RECORDS FOR THE TASK
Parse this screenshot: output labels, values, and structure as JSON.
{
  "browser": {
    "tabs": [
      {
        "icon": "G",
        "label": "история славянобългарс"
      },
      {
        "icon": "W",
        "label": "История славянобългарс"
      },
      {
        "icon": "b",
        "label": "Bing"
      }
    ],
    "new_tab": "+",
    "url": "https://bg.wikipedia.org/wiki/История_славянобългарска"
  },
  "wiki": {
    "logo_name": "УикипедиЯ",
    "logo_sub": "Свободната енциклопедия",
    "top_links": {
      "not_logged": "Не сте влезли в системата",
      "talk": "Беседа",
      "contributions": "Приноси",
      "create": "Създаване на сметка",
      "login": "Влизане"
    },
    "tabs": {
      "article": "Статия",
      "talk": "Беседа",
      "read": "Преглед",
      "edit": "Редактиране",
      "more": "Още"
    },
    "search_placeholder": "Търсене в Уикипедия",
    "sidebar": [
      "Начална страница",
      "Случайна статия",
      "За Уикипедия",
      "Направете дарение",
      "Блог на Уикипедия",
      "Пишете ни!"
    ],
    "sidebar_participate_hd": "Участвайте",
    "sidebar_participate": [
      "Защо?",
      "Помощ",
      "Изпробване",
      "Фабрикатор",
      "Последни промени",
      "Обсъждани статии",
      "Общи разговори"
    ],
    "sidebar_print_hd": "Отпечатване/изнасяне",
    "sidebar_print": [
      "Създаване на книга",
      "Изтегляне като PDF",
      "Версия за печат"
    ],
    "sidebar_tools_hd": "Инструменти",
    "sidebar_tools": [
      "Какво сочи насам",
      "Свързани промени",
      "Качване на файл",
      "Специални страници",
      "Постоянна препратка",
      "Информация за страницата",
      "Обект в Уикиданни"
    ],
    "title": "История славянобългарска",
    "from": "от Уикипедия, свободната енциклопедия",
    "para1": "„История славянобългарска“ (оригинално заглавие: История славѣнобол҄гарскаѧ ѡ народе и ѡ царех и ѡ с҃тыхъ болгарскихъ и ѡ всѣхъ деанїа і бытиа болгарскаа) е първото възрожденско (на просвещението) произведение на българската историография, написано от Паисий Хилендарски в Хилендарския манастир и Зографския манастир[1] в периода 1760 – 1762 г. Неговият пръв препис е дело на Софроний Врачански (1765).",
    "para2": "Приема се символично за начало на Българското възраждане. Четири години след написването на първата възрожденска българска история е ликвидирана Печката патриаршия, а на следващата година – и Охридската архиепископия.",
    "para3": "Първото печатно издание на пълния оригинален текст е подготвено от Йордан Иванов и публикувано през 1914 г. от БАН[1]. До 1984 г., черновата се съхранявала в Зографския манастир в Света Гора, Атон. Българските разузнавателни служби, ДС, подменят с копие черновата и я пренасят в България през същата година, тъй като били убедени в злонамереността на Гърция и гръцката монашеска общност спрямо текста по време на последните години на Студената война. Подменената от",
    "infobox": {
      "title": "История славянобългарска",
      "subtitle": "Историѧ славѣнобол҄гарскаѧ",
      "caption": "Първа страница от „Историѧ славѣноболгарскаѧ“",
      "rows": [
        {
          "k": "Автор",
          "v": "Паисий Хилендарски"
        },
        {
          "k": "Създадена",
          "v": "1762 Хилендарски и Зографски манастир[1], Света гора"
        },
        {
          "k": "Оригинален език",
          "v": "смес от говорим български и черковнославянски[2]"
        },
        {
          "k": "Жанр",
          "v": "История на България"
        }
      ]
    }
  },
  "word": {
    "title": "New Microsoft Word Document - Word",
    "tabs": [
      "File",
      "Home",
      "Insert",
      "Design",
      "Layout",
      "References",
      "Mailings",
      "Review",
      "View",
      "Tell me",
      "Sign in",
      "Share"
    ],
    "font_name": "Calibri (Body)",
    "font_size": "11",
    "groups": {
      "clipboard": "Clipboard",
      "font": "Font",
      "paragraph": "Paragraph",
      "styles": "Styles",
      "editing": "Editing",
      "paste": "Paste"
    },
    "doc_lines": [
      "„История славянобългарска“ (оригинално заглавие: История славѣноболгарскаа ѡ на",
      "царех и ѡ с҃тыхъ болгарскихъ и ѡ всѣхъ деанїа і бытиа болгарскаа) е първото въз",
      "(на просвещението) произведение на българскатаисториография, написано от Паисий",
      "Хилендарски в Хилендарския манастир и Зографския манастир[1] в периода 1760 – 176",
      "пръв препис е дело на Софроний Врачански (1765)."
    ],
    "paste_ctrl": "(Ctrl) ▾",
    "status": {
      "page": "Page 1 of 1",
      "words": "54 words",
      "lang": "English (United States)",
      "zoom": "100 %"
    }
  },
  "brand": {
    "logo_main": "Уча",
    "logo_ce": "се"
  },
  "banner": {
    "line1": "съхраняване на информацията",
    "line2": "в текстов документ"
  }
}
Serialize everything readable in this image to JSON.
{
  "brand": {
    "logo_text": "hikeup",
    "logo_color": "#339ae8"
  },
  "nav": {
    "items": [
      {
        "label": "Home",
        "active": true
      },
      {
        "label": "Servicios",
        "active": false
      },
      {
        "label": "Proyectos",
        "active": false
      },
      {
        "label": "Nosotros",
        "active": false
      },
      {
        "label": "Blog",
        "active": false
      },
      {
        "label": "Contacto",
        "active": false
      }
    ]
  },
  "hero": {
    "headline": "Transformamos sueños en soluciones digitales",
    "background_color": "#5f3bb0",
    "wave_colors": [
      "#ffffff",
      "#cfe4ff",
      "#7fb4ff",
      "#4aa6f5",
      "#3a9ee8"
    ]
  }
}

WHAT YOU SHOULD DO
Locate the lines above that contain "Света" and copy them.

RESULT OF THE EXERCISE
    "para3": "Първото печатно издание на пълния оригинален текст е подготвено от Йордан Иванов и публикувано през 1914 г. от БАН[1]. До 1984 г., черновата се съхранявала в Зографския манастир в Света Гора, Атон. Българските разузнавателни служби, ДС, подменят с копие черновата и я пренасят в България през същата година, тъй като били убедени в злонамереността на Гърция и гръцката монашеска общност спрямо текста по време на последните години на Студената война. Подменената от",
          "v": "1762 Хилендарски и Зографски манастир[1], Света гора"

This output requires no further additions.